▶ What you are asked to do: From the line containing "Read out every word on this page." through the last line of the entries, output the text exactly. Pictures stay out.

Data listing:
* START *

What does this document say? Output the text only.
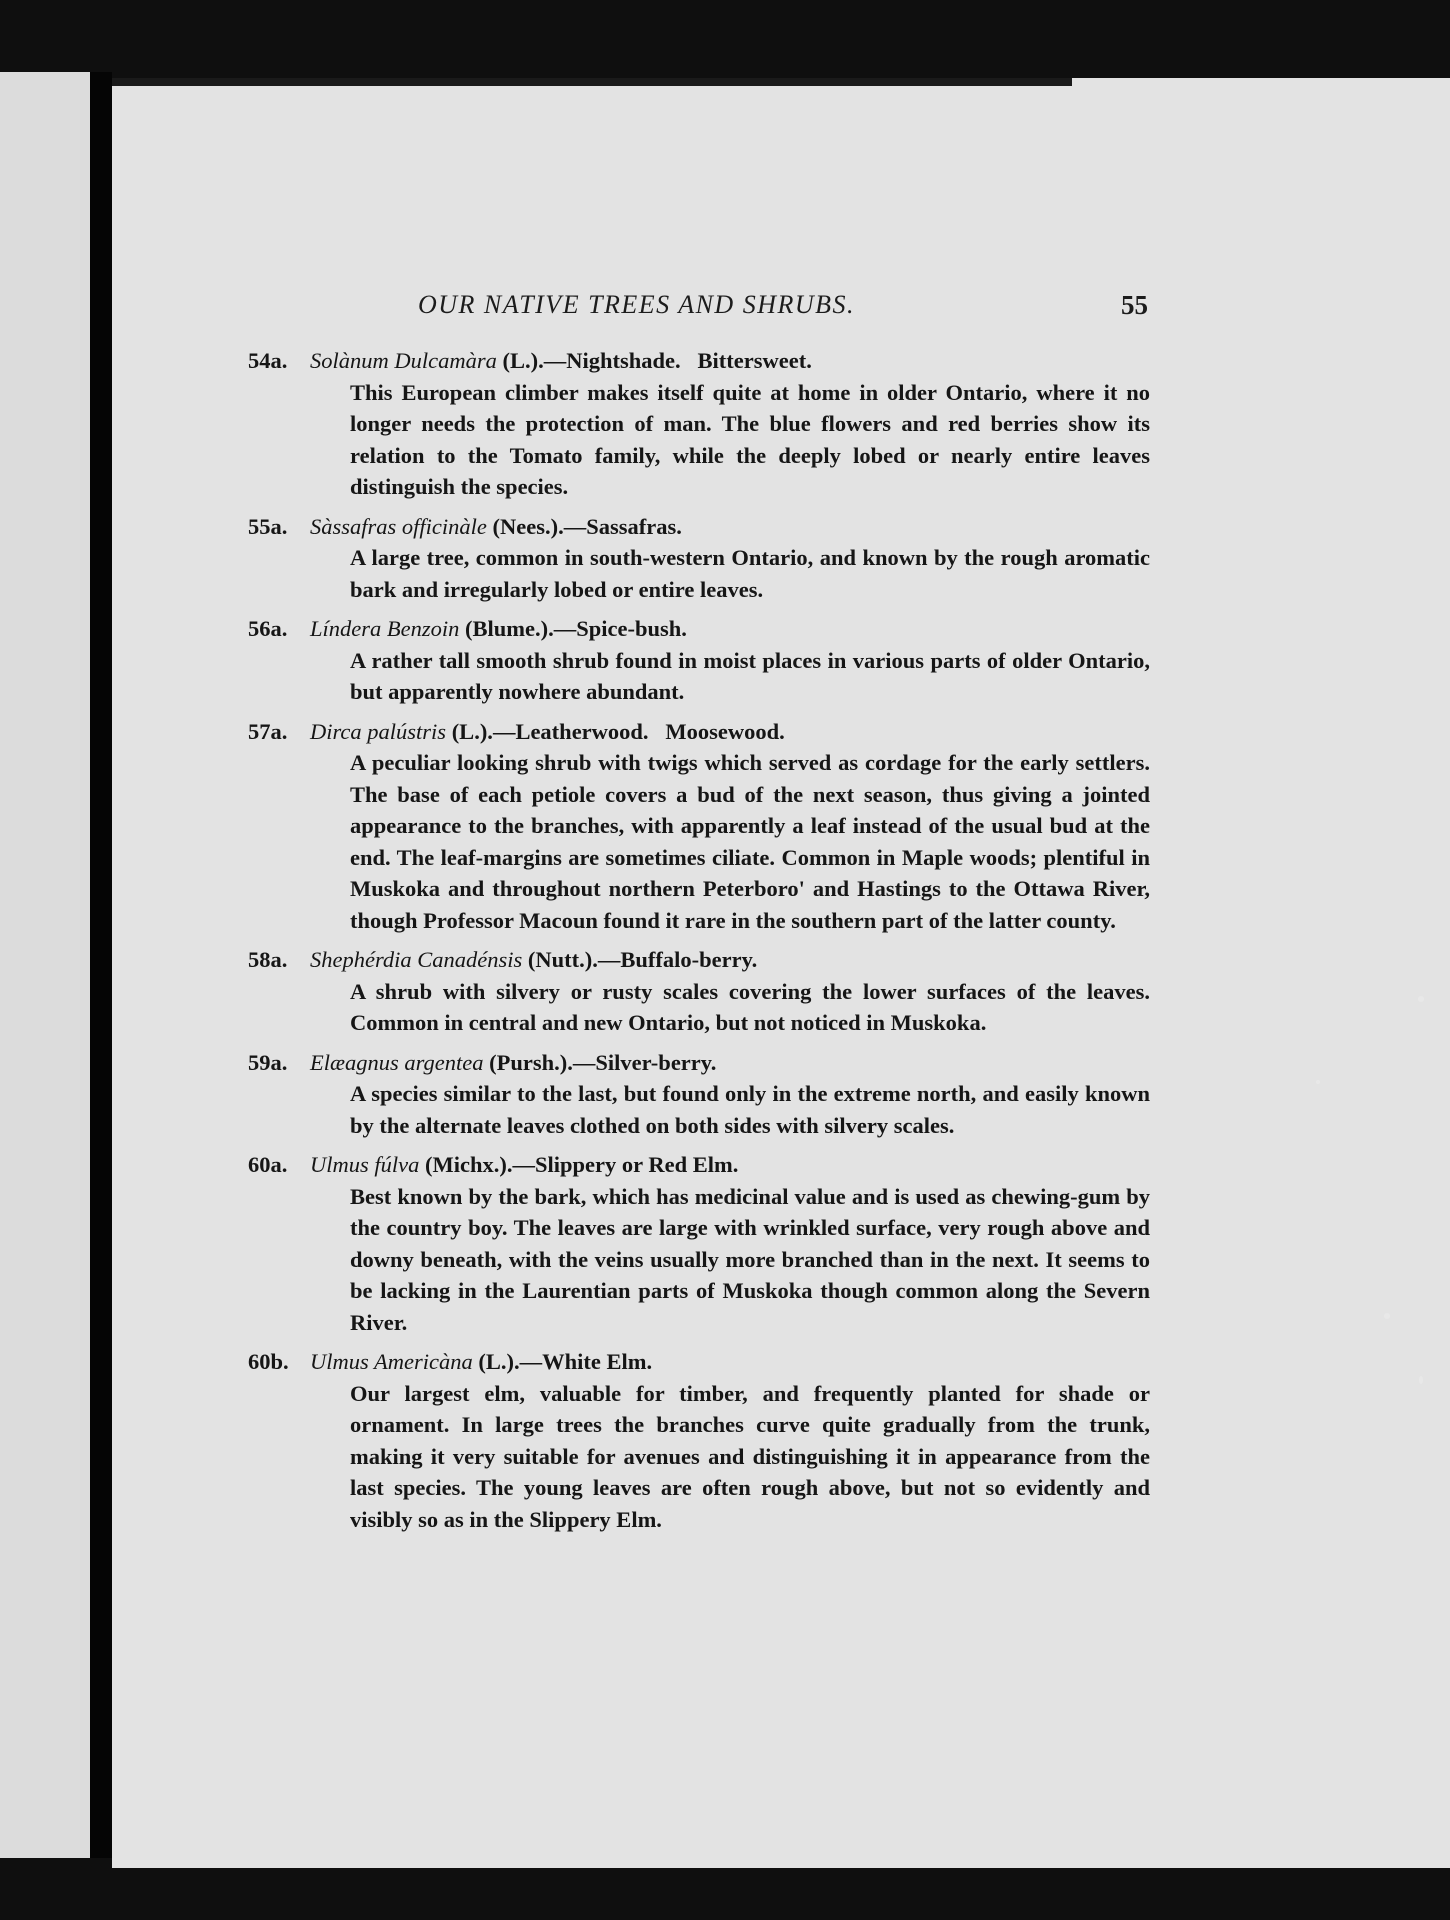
OUR NATIVE TREES AND SHRUBS.	55
54a. Solànum Dulcamàra (L.).—Nightshade.   Bittersweet.
This European climber makes itself quite at home in older Ontario, where it no longer needs the protection of man. The blue flowers and red berries show its relation to the Tomato family, while the deeply lobed or nearly entire leaves distinguish the species.
55a. Sàssafras officinàle (Nees.).—Sassafras.
A large tree, common in south-western Ontario, and known by the rough aromatic bark and irregularly lobed or entire leaves.
56a. Líndera Benzoin (Blume.).—Spice-bush.
A rather tall smooth shrub found in moist places in various parts of older Ontario, but apparently nowhere abundant.
57a. Dirca palústris (L.).—Leatherwood.   Moosewood.
A peculiar looking shrub with twigs which served as cordage for the early settlers. The base of each petiole covers a bud of the next season, thus giving a jointed appearance to the branches, with apparently a leaf instead of the usual bud at the end. The leaf-margins are sometimes ciliate. Common in Maple woods; plentiful in Muskoka and throughout northern Peterboro' and Hastings to the Ottawa River, though Professor Macoun found it rare in the southern part of the latter county.
58a. Shephérdia Canadénsis (Nutt.).—Buffalo-berry.
A shrub with silvery or rusty scales covering the lower surfaces of the leaves. Common in central and new Ontario, but not noticed in Muskoka.
59a. Elæagnus argentea (Pursh.).—Silver-berry.
A species similar to the last, but found only in the extreme north, and easily known by the alternate leaves clothed on both sides with silvery scales.
60a. Ulmus fúlva (Michx.).—Slippery or Red Elm.
Best known by the bark, which has medicinal value and is used as chewing-gum by the country boy. The leaves are large with wrinkled surface, very rough above and downy beneath, with the veins usually more branched than in the next. It seems to be lacking in the Laurentian parts of Muskoka though common along the Severn River.
60b. Ulmus Americàna (L.).—White Elm.
Our largest elm, valuable for timber, and frequently planted for shade or ornament. In large trees the branches curve quite gradually from the trunk, making it very suitable for avenues and distinguishing it in appearance from the last species. The young leaves are often rough above, but not so evidently and visibly so as in the Slippery Elm.
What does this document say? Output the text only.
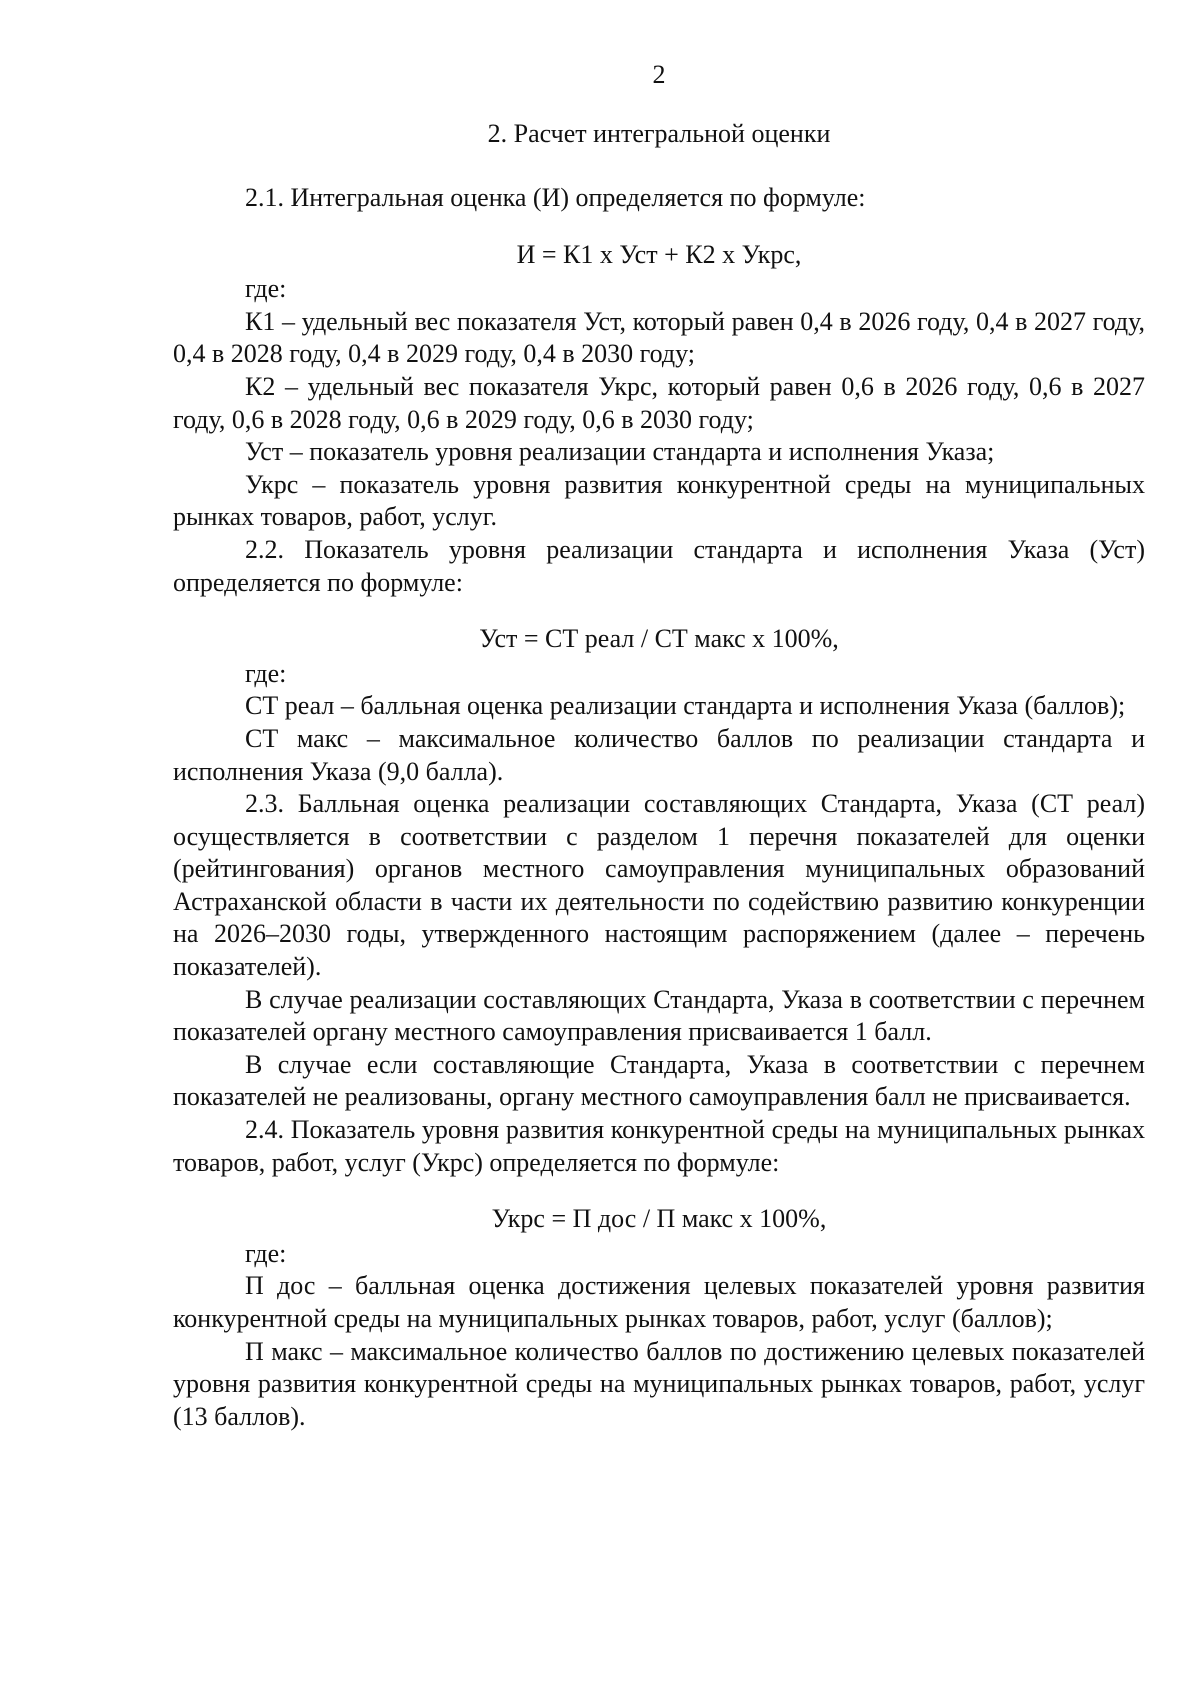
2
2. Расчет интегральной оценки

2.1. Интегральная оценка (И) определяется по формуле:

И = К1 х Уст + К2 х Укрс,

где:

К1 – удельный вес показателя Уст, который равен 0,4 в 2026 году, 0,4 в 2027 году, 0,4 в 2028 году, 0,4 в 2029 году, 0,4 в 2030 году;

К2 – удельный вес показателя Укрс, который равен 0,6 в 2026 году, 0,6 в 2027 году, 0,6 в 2028 году, 0,6 в 2029 году, 0,6 в 2030 году;

Уст – показатель уровня реализации стандарта и исполнения Указа;

Укрс – показатель уровня развития конкурентной среды на муниципальных рынках товаров, работ, услуг.

2.2. Показатель уровня реализации стандарта и исполнения Указа (Уст) определяется по формуле:

Уст = СТ реал / СТ макс х 100%,

где:

СТ реал – балльная оценка реализации стандарта и исполнения Указа (баллов);

СТ макс – максимальное количество баллов по реализации стандарта и исполнения Указа (9,0 балла).

2.3. Балльная оценка реализации составляющих Стандарта, Указа (СТ реал) осуществляется в соответствии с разделом 1 перечня показателей для оценки (рейтингования) органов местного самоуправления муниципальных образований Астраханской области в части их деятельности по содействию развитию конкуренции на 2026–2030 годы, утвержденного настоящим распоряжением (далее – перечень показателей).

В случае реализации составляющих Стандарта, Указа в соответствии с перечнем показателей органу местного самоуправления присваивается 1 балл.

В случае если составляющие Стандарта, Указа в соответствии с перечнем показателей не реализованы, органу местного самоуправления балл не присваивается.

2.4. Показатель уровня развития конкурентной среды на муниципальных рынках товаров, работ, услуг (Укрс) определяется по формуле:

Укрс = П дос / П макс х 100%,

где:

П дос – балльная оценка достижения целевых показателей уровня развития конкурентной среды на муниципальных рынках товаров, работ, услуг (баллов);

П макс – максимальное количество баллов по достижению целевых показателей уровня развития конкурентной среды на муниципальных рынках товаров, работ, услуг (13 баллов).
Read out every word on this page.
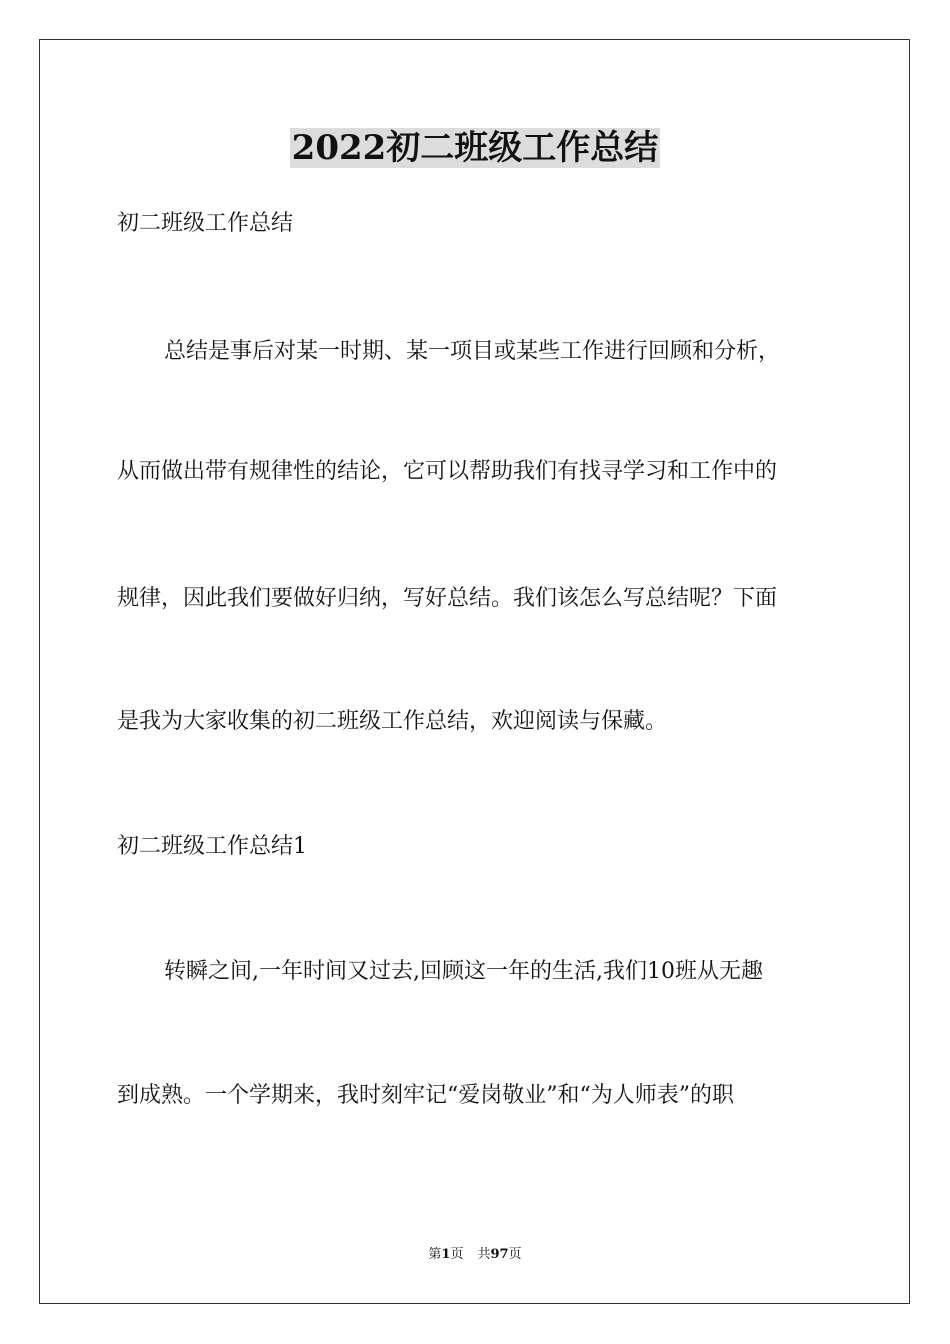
2022初二班级工作总结
初二班级工作总结
总结是事后对某一时期、某一项目或某些工作进行回顾和分析，
从而做出带有规律性的结论，它可以帮助我们有找寻学习和工作中的
规律，因此我们要做好归纳，写好总结。我们该怎么写总结呢？下面
是我为大家收集的初二班级工作总结，欢迎阅读与保藏。
初二班级工作总结1
转瞬之间,一年时间又过去,回顾这一年的生活,我们10班从无趣
到成熟。一个学期来，我时刻牢记“爱岗敬业”和“为人师表”的职
第1页 共97页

* END *

▶ Exercise answer:
Read out every word on this page.
2022初二班级工作总结
初二班级工作总结
总结是事后对某一时期、某一项目或某些工作进行回顾和分析，
从而做出带有规律性的结论，它可以帮助我们有找寻学习和工作中的
规律，因此我们要做好归纳，写好总结。我们该怎么写总结呢？下面
是我为大家收集的初二班级工作总结，欢迎阅读与保藏。
初二班级工作总结1
转瞬之间,一年时间又过去,回顾这一年的生活,我们10班从无趣
到成熟。一个学期来，我时刻牢记“爱岗敬业”和“为人师表”的职
第1页 共97页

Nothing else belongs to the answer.